**EXERCISE INSTRUCTIONS**
Pull every line containing "lanjutnya" from the entries.

════════════════════

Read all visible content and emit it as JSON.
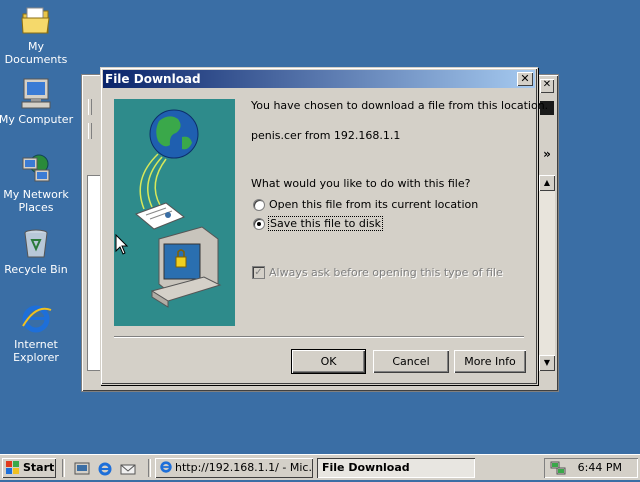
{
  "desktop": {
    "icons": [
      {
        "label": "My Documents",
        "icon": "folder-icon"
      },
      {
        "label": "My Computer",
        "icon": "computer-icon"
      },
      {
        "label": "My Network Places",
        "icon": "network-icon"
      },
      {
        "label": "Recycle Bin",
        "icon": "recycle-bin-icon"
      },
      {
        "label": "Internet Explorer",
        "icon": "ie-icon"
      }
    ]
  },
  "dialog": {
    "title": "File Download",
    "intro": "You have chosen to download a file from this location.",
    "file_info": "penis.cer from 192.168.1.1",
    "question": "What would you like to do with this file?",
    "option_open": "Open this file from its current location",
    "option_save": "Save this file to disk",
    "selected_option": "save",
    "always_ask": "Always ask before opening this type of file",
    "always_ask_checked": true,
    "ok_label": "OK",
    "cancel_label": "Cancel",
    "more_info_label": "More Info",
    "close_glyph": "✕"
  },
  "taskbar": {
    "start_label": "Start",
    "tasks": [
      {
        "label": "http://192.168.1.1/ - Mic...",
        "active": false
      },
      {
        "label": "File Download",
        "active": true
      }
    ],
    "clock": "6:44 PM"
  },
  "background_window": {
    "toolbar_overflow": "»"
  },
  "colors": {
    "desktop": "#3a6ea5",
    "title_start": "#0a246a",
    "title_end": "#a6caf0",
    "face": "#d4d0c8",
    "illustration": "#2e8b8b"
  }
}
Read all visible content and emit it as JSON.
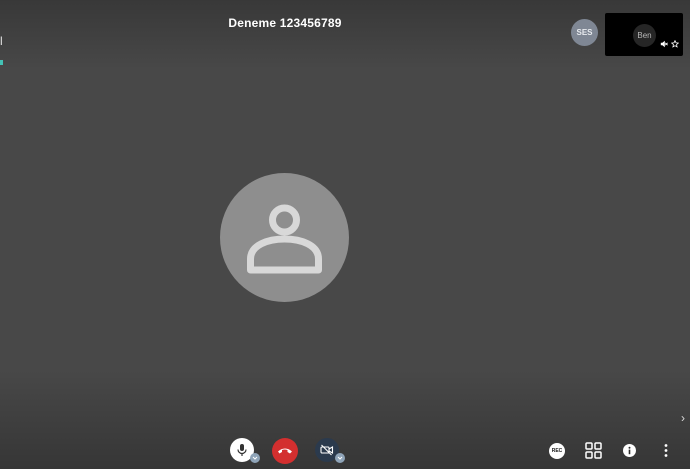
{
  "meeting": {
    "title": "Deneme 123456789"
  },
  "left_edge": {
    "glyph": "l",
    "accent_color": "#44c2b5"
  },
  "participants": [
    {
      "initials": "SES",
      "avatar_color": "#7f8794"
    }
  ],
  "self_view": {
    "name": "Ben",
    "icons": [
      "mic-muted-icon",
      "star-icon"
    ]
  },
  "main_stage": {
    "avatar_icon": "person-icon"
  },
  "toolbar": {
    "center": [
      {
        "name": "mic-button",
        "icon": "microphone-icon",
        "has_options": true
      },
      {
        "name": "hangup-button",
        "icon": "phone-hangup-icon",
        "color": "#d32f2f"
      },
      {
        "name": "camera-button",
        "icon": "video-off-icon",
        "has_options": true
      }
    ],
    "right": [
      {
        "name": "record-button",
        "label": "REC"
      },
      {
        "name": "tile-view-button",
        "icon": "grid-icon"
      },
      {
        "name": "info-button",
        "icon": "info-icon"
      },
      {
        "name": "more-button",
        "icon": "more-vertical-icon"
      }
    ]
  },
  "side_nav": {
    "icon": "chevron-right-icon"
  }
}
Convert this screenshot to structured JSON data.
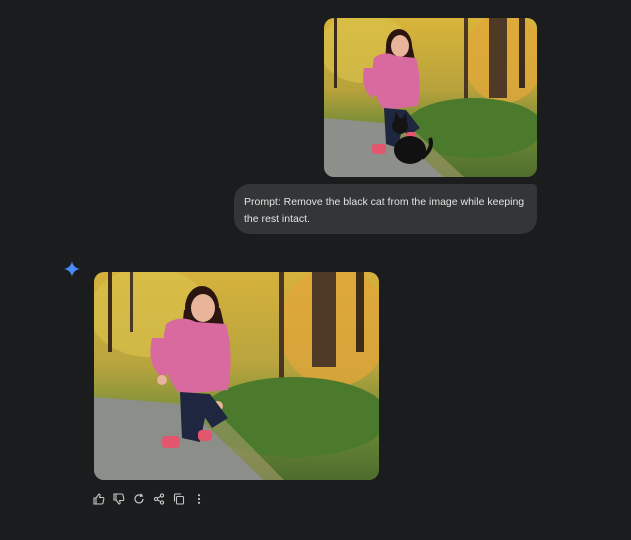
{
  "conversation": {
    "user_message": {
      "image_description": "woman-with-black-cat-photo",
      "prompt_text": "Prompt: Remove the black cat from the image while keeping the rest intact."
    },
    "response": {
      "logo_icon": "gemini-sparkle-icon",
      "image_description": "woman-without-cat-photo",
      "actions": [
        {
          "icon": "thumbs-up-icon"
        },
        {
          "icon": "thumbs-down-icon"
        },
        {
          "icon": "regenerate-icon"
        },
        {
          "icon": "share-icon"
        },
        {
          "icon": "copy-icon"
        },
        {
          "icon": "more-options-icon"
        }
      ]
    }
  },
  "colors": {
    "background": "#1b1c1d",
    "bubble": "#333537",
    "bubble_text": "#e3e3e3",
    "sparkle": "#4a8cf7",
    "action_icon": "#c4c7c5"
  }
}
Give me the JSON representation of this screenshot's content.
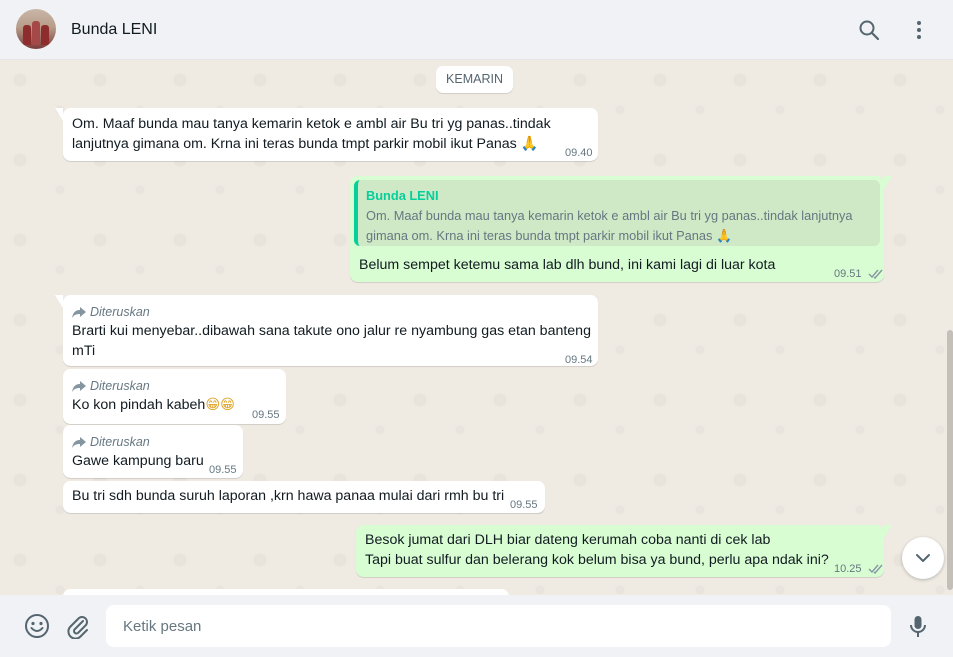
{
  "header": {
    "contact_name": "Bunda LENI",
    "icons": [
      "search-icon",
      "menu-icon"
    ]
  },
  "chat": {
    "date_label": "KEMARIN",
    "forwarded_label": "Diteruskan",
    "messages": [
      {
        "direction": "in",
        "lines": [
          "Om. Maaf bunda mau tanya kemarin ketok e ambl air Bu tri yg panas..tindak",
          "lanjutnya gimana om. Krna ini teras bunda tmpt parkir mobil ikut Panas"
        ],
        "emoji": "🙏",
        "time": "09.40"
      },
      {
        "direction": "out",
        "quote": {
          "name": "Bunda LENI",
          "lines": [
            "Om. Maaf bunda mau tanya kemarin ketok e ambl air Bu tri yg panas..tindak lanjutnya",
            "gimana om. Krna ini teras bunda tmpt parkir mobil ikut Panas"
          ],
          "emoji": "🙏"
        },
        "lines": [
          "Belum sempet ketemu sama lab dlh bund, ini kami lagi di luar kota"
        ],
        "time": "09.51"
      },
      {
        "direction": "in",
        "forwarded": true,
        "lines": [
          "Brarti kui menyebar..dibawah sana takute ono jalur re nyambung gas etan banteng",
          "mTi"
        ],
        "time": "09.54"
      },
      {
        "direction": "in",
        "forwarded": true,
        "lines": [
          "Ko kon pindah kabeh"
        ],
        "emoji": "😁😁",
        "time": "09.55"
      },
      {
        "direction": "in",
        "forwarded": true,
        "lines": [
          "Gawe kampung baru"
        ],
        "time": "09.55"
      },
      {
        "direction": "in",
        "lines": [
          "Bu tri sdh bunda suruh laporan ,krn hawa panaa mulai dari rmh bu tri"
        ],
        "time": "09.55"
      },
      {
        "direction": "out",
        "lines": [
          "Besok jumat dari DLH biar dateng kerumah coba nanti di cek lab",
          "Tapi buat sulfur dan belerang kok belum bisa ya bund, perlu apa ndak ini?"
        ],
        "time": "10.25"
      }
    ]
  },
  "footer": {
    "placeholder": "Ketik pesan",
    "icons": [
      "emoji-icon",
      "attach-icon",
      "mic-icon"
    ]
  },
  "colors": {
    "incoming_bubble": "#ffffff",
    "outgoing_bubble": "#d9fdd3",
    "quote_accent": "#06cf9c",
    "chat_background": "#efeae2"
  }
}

════════════════════

**REPLY**
          "lanjutnya gimana om. Krna ini teras bunda tmpt parkir mobil ikut Panas"
            "Om. Maaf bunda mau tanya kemarin ketok e ambl air Bu tri yg panas..tindak lanjutnya",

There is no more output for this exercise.